[Begin Material]

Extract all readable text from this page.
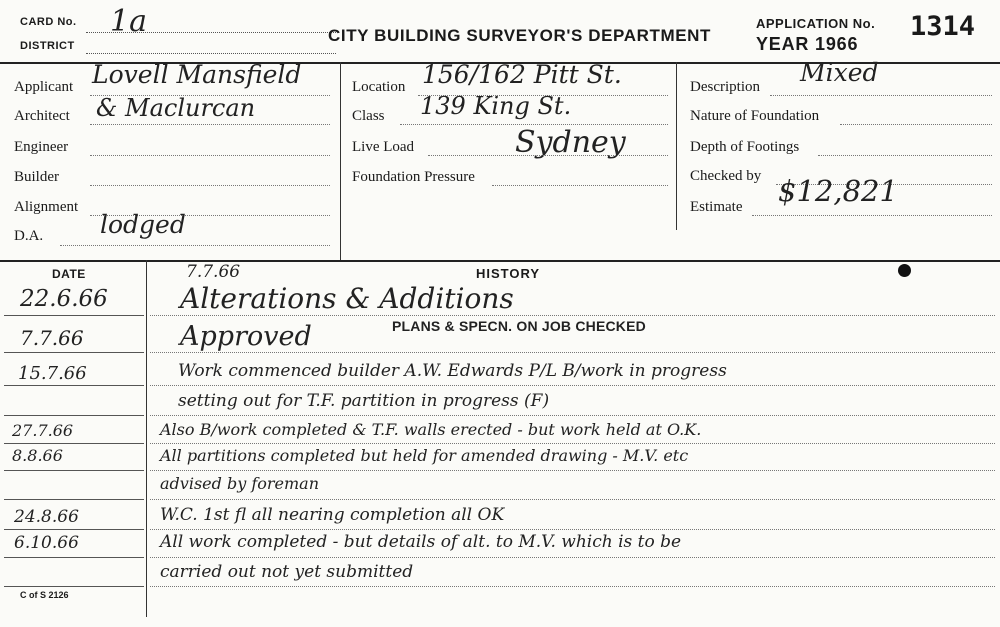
CARD No. 1a
DISTRICT
CITY BUILDING SURVEYOR'S DEPARTMENT
APPLICATION No. 1314
YEAR 1966
Applicant Lovell Mansfield
Architect & Maclurcan
Engineer
Builder
Alignment
D.A. lodged
Location 156/162 Pitt St.
Class 139 King St.
Live Load	Sydney
Foundation Pressure
Description Mixed
Nature of Foundation
Depth of Footings
Checked by
Estimate $12,821
DATE	HISTORY
7.7.66
PLANS & SPECN. ON JOB CHECKED
22.6.66	Alterations & Additions
7.7.66	Approved
15.7.66	Work commenced builder A.W. Edwards P/L B/work in progress
setting out for T.F. partition in progress (F)
27.7.66	Also B/work completed & T.F. walls erected - but work held at O.K.
8.8.66	All partitions completed but held for amended drawing - M.V. etc
advised by foreman
24.8.66	W.C. 1st fl all nearing completion all OK
6.10.66	All work completed - but details of alt. to M.V. which is to be
carried out not yet submitted
C of S 2126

[End Material]

- **What you should do**
Sift the material for lines with the string "Foundation". Copy each one found.

- **The result**
Foundation Pressure
Nature of Foundation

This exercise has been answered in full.